## YOUR TASK
Extract every line from the records below that contains the word "JSON".

## RECORD EXTRACTS

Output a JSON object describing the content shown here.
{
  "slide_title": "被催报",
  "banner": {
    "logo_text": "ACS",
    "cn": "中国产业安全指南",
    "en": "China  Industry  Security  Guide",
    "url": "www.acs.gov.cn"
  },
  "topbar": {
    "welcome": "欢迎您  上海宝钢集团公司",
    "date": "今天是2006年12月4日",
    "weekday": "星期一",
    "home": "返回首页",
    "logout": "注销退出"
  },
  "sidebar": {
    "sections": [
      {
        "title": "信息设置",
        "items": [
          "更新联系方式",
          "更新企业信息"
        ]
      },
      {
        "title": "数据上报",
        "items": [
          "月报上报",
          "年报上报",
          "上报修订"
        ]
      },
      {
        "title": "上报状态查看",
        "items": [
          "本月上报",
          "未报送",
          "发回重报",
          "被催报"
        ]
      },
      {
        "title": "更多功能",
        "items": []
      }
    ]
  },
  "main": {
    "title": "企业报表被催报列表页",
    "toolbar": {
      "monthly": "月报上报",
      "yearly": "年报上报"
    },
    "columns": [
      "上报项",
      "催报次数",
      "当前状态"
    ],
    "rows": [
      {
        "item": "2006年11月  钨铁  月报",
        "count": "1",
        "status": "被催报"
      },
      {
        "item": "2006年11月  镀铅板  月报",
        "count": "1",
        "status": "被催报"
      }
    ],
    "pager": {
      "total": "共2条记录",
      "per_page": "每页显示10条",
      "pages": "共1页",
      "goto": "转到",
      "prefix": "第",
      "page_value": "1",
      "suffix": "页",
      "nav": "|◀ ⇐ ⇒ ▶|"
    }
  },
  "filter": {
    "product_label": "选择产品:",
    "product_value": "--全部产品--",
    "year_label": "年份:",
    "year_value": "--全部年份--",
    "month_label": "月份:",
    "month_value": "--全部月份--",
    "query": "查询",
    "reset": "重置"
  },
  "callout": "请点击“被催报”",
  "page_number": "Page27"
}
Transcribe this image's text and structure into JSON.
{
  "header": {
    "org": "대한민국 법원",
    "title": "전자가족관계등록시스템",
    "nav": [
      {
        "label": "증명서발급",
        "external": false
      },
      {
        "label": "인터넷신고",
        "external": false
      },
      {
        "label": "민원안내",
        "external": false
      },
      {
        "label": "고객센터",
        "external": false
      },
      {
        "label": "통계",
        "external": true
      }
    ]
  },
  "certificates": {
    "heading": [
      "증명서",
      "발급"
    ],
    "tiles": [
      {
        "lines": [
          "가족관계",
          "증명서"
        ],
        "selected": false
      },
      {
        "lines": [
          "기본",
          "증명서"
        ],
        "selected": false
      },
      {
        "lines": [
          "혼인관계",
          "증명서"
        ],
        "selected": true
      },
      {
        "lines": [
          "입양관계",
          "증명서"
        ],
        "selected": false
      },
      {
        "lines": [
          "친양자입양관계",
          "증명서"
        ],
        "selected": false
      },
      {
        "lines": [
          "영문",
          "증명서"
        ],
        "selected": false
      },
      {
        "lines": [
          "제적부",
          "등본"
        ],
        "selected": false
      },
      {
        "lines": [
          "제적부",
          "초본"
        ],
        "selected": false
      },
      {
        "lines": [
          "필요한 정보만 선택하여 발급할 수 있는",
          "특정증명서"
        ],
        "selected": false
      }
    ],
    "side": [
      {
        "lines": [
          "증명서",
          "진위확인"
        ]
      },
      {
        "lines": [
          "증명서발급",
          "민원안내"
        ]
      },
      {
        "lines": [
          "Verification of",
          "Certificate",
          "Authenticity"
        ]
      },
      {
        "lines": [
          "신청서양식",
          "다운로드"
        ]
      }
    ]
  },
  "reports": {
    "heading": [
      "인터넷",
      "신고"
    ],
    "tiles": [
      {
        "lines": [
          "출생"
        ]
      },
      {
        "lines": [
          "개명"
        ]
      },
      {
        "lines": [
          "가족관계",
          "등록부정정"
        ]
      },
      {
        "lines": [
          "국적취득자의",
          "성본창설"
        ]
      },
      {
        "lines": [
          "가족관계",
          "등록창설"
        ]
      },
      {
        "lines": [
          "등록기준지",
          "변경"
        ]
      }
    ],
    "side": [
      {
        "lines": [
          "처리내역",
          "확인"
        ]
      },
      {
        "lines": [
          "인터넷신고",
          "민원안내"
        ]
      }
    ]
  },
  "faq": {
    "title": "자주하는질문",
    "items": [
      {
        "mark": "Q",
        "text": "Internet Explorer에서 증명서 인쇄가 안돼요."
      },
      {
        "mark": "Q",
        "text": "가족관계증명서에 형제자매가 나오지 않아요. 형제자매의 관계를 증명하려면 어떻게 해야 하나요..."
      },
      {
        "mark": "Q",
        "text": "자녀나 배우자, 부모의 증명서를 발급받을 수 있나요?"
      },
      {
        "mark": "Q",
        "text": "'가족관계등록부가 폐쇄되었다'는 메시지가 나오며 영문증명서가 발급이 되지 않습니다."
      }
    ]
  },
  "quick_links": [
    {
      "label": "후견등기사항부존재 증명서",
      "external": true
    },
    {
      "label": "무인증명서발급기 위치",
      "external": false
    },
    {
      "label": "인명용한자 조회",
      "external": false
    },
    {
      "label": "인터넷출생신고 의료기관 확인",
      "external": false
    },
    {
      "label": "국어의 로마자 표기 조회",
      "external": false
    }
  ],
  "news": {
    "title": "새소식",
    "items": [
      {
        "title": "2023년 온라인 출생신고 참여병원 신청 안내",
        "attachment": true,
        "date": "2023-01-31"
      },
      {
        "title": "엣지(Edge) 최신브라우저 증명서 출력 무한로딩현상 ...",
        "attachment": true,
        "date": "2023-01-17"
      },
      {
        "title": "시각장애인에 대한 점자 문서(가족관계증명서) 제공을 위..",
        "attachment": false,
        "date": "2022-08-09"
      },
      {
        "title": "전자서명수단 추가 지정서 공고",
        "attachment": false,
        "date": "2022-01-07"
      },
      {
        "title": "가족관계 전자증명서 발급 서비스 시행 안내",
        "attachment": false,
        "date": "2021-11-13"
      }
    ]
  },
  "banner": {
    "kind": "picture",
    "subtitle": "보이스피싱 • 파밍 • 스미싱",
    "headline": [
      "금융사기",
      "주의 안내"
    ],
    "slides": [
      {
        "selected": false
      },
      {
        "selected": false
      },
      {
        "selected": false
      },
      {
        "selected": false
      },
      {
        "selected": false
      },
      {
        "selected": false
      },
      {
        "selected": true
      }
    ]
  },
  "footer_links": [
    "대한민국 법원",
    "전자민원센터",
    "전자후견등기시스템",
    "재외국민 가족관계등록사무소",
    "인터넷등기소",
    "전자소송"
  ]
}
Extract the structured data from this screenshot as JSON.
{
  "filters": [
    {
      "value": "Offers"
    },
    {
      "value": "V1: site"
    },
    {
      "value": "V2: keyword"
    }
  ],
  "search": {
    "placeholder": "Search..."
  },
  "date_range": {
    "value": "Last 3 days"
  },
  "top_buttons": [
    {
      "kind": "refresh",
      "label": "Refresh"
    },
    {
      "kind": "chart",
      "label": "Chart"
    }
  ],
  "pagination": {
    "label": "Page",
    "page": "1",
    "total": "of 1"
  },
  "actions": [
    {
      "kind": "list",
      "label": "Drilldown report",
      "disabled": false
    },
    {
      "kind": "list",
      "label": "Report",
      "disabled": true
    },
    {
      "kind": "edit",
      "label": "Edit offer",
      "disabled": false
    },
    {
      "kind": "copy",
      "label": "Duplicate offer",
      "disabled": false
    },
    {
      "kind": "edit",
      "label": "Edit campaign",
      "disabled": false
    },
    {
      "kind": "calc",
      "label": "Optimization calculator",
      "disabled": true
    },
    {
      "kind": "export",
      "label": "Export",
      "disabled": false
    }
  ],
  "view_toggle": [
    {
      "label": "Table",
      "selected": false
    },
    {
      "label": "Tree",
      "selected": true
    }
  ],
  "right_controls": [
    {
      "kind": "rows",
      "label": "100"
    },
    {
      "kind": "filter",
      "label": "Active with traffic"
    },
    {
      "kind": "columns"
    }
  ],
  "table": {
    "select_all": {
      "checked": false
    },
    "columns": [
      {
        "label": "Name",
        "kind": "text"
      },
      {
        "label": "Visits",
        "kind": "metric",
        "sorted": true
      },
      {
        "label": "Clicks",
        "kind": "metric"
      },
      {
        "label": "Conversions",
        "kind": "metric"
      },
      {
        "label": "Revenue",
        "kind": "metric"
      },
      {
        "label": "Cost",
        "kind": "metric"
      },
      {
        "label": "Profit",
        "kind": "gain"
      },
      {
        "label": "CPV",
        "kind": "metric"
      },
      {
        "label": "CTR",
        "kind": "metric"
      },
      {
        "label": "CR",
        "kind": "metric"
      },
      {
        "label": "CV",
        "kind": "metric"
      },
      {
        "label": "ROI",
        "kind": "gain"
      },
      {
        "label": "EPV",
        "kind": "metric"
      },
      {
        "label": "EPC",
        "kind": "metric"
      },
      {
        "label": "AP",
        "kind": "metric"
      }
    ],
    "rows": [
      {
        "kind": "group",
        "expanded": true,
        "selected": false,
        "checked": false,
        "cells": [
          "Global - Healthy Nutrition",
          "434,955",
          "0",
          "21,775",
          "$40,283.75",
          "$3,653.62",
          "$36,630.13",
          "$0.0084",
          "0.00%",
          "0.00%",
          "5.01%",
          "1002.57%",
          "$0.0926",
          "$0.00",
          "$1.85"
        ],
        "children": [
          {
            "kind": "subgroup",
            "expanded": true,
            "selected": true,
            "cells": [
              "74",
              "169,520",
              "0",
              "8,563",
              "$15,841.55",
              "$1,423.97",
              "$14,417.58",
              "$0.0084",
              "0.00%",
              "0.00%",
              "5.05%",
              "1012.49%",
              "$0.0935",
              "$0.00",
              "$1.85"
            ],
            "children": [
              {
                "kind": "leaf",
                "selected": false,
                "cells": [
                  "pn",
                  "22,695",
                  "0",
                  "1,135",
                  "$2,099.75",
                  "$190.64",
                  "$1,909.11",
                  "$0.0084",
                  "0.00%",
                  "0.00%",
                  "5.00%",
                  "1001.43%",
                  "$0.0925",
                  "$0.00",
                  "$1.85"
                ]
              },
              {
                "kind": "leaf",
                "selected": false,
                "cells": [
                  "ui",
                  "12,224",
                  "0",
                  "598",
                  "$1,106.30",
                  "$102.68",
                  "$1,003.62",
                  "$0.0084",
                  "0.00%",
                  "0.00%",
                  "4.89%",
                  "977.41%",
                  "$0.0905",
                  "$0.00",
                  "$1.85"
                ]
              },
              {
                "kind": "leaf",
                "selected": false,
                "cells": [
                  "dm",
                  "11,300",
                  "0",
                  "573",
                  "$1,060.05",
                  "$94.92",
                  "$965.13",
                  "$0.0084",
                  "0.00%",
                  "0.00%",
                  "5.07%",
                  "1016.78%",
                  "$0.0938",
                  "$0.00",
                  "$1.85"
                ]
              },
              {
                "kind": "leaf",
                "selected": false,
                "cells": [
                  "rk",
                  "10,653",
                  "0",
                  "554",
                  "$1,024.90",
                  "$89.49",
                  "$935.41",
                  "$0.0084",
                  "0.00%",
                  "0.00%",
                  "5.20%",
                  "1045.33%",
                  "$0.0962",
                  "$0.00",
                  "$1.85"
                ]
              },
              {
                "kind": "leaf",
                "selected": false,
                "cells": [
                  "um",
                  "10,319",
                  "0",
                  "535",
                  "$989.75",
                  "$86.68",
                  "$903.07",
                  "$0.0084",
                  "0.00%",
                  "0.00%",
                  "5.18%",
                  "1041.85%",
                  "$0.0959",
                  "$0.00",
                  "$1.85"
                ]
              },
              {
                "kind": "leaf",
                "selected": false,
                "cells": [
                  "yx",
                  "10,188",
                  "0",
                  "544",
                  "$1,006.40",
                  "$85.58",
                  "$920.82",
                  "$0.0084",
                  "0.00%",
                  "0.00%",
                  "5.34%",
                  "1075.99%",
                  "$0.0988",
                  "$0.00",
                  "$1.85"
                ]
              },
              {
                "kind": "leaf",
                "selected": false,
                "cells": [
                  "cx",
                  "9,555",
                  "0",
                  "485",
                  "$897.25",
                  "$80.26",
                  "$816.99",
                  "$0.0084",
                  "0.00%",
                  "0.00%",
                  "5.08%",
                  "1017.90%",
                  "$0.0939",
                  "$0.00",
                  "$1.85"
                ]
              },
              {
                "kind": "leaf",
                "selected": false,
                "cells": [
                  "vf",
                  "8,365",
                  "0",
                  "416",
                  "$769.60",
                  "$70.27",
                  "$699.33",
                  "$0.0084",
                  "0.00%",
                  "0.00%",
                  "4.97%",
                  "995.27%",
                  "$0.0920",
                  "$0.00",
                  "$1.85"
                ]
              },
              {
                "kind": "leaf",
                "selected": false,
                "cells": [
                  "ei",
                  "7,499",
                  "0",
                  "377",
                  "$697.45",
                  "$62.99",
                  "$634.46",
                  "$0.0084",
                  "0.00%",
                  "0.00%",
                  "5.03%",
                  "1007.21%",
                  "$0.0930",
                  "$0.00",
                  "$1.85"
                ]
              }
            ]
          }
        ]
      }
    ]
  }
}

## COMPLETED EXERCISE
Output a JSON object describing the content shown here.
Transcribe this image's text and structure into JSON.
Extract the structured data from this screenshot as JSON.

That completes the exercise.